** BEGIN **

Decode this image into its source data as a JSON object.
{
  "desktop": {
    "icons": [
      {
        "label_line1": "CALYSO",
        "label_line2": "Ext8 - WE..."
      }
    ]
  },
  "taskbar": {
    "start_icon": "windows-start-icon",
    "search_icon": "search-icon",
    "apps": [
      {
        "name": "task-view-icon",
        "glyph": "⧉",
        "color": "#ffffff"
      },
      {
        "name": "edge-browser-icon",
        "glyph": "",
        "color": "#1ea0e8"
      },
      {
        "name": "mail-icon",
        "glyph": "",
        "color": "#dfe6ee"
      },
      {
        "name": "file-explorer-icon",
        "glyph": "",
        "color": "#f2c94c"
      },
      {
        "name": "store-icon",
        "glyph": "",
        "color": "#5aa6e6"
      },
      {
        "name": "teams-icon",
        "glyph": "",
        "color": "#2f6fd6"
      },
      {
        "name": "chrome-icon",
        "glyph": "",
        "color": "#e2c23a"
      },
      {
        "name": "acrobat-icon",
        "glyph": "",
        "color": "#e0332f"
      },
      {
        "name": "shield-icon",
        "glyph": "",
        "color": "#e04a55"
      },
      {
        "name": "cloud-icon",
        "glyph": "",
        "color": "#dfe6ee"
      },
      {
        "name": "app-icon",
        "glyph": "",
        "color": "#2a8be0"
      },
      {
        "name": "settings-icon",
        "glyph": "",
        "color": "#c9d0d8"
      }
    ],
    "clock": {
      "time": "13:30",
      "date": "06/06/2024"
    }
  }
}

** END **

_Exercise objective_: Output the whole listing above again, word for word.

_Solved exercise_:
Decode this image into its source data as a JSON object.
{
  "desktop": {
    "icons": [
      {
        "label_line1": "CALYSO",
        "label_line2": "Ext8 - WE..."
      }
    ]
  },
  "taskbar": {
    "start_icon": "windows-start-icon",
    "search_icon": "search-icon",
    "apps": [
      {
        "name": "task-view-icon",
        "glyph": "⧉",
        "color": "#ffffff"
      },
      {
        "name": "edge-browser-icon",
        "glyph": "",
        "color": "#1ea0e8"
      },
      {
        "name": "mail-icon",
        "glyph": "",
        "color": "#dfe6ee"
      },
      {
        "name": "file-explorer-icon",
        "glyph": "",
        "color": "#f2c94c"
      },
      {
        "name": "store-icon",
        "glyph": "",
        "color": "#5aa6e6"
      },
      {
        "name": "teams-icon",
        "glyph": "",
        "color": "#2f6fd6"
      },
      {
        "name": "chrome-icon",
        "glyph": "",
        "color": "#e2c23a"
      },
      {
        "name": "acrobat-icon",
        "glyph": "",
        "color": "#e0332f"
      },
      {
        "name": "shield-icon",
        "glyph": "",
        "color": "#e04a55"
      },
      {
        "name": "cloud-icon",
        "glyph": "",
        "color": "#dfe6ee"
      },
      {
        "name": "app-icon",
        "glyph": "",
        "color": "#2a8be0"
      },
      {
        "name": "settings-icon",
        "glyph": "",
        "color": "#c9d0d8"
      }
    ],
    "clock": {
      "time": "13:30",
      "date": "06/06/2024"
    }
  }
}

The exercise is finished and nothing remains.